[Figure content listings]

________________________________________

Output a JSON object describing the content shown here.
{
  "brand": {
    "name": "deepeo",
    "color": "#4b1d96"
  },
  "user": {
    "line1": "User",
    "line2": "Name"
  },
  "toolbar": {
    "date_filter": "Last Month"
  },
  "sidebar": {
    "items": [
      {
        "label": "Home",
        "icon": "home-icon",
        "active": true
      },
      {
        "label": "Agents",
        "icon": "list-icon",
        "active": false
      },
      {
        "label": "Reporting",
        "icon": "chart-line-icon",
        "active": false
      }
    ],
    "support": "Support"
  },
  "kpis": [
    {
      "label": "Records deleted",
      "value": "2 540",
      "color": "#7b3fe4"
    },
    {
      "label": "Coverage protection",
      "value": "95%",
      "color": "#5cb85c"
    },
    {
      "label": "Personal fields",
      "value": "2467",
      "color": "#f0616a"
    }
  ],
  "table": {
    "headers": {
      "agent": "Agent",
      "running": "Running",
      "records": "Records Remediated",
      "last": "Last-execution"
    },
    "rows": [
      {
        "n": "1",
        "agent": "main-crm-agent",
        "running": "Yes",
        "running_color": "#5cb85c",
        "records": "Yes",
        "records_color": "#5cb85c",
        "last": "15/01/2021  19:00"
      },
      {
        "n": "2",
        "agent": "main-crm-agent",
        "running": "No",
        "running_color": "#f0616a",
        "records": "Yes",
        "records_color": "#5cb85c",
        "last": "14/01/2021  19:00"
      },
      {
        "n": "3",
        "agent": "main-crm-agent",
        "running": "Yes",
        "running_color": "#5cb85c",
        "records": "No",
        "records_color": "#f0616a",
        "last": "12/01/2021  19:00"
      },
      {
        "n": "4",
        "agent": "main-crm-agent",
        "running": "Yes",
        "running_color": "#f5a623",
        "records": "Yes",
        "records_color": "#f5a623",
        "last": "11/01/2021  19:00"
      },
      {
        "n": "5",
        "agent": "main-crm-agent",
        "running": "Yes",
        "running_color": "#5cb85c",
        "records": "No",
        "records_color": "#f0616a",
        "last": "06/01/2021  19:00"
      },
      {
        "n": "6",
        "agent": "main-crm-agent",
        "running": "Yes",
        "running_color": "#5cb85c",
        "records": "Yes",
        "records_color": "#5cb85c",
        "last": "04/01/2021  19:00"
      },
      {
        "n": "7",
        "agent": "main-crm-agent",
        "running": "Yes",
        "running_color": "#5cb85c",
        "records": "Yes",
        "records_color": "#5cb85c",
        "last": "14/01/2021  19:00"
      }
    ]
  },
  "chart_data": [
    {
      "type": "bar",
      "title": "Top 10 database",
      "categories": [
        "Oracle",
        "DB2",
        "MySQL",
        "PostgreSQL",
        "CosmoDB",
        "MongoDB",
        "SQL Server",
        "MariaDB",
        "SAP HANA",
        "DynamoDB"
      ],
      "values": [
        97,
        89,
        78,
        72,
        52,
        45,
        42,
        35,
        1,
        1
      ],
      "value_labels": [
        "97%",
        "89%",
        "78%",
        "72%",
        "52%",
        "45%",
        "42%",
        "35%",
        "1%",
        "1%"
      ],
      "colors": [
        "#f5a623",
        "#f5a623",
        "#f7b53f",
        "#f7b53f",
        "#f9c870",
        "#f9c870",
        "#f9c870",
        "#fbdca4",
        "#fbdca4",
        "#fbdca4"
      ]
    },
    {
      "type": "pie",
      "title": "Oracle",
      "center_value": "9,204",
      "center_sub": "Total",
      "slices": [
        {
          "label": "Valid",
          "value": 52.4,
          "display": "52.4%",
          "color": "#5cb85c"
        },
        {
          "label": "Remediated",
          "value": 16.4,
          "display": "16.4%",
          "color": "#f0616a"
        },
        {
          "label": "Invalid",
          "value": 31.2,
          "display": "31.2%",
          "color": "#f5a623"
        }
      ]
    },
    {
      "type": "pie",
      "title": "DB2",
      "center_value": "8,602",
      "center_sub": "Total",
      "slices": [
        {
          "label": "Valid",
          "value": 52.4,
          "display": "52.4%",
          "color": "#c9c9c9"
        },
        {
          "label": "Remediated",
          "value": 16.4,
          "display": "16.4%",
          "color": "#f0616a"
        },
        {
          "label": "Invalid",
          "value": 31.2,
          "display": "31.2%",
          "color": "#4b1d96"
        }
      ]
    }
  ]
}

________________________________________

● **PROBLEM STATEMENT**
Nothing should be changed: write out all of the data as is.

● **THE RESPONSE**
Output a JSON object describing the content shown here.
{
  "brand": {
    "name": "deepeo",
    "color": "#4b1d96"
  },
  "user": {
    "line1": "User",
    "line2": "Name"
  },
  "toolbar": {
    "date_filter": "Last Month"
  },
  "sidebar": {
    "items": [
      {
        "label": "Home",
        "icon": "home-icon",
        "active": true
      },
      {
        "label": "Agents",
        "icon": "list-icon",
        "active": false
      },
      {
        "label": "Reporting",
        "icon": "chart-line-icon",
        "active": false
      }
    ],
    "support": "Support"
  },
  "kpis": [
    {
      "label": "Records deleted",
      "value": "2 540",
      "color": "#7b3fe4"
    },
    {
      "label": "Coverage protection",
      "value": "95%",
      "color": "#5cb85c"
    },
    {
      "label": "Personal fields",
      "value": "2467",
      "color": "#f0616a"
    }
  ],
  "table": {
    "headers": {
      "agent": "Agent",
      "running": "Running",
      "records": "Records Remediated",
      "last": "Last-execution"
    },
    "rows": [
      {
        "n": "1",
        "agent": "main-crm-agent",
        "running": "Yes",
        "running_color": "#5cb85c",
        "records": "Yes",
        "records_color": "#5cb85c",
        "last": "15/01/2021  19:00"
      },
      {
        "n": "2",
        "agent": "main-crm-agent",
        "running": "No",
        "running_color": "#f0616a",
        "records": "Yes",
        "records_color": "#5cb85c",
        "last": "14/01/2021  19:00"
      },
      {
        "n": "3",
        "agent": "main-crm-agent",
        "running": "Yes",
        "running_color": "#5cb85c",
        "records": "No",
        "records_color": "#f0616a",
        "last": "12/01/2021  19:00"
      },
      {
        "n": "4",
        "agent": "main-crm-agent",
        "running": "Yes",
        "running_color": "#f5a623",
        "records": "Yes",
        "records_color": "#f5a623",
        "last": "11/01/2021  19:00"
      },
      {
        "n": "5",
        "agent": "main-crm-agent",
        "running": "Yes",
        "running_color": "#5cb85c",
        "records": "No",
        "records_color": "#f0616a",
        "last": "06/01/2021  19:00"
      },
      {
        "n": "6",
        "agent": "main-crm-agent",
        "running": "Yes",
        "running_color": "#5cb85c",
        "records": "Yes",
        "records_color": "#5cb85c",
        "last": "04/01/2021  19:00"
      },
      {
        "n": "7",
        "agent": "main-crm-agent",
        "running": "Yes",
        "running_color": "#5cb85c",
        "records": "Yes",
        "records_color": "#5cb85c",
        "last": "14/01/2021  19:00"
      }
    ]
  },
  "chart_data": [
    {
      "type": "bar",
      "title": "Top 10 database",
      "categories": [
        "Oracle",
        "DB2",
        "MySQL",
        "PostgreSQL",
        "CosmoDB",
        "MongoDB",
        "SQL Server",
        "MariaDB",
        "SAP HANA",
        "DynamoDB"
      ],
      "values": [
        97,
        89,
        78,
        72,
        52,
        45,
        42,
        35,
        1,
        1
      ],
      "value_labels": [
        "97%",
        "89%",
        "78%",
        "72%",
        "52%",
        "45%",
        "42%",
        "35%",
        "1%",
        "1%"
      ],
      "colors": [
        "#f5a623",
        "#f5a623",
        "#f7b53f",
        "#f7b53f",
        "#f9c870",
        "#f9c870",
        "#f9c870",
        "#fbdca4",
        "#fbdca4",
        "#fbdca4"
      ]
    },
    {
      "type": "pie",
      "title": "Oracle",
      "center_value": "9,204",
      "center_sub": "Total",
      "slices": [
        {
          "label": "Valid",
          "value": 52.4,
          "display": "52.4%",
          "color": "#5cb85c"
        },
        {
          "label": "Remediated",
          "value": 16.4,
          "display": "16.4%",
          "color": "#f0616a"
        },
        {
          "label": "Invalid",
          "value": 31.2,
          "display": "31.2%",
          "color": "#f5a623"
        }
      ]
    },
    {
      "type": "pie",
      "title": "DB2",
      "center_value": "8,602",
      "center_sub": "Total",
      "slices": [
        {
          "label": "Valid",
          "value": 52.4,
          "display": "52.4%",
          "color": "#c9c9c9"
        },
        {
          "label": "Remediated",
          "value": 16.4,
          "display": "16.4%",
          "color": "#f0616a"
        },
        {
          "label": "Invalid",
          "value": 31.2,
          "display": "31.2%",
          "color": "#4b1d96"
        }
      ]
    }
  ]
}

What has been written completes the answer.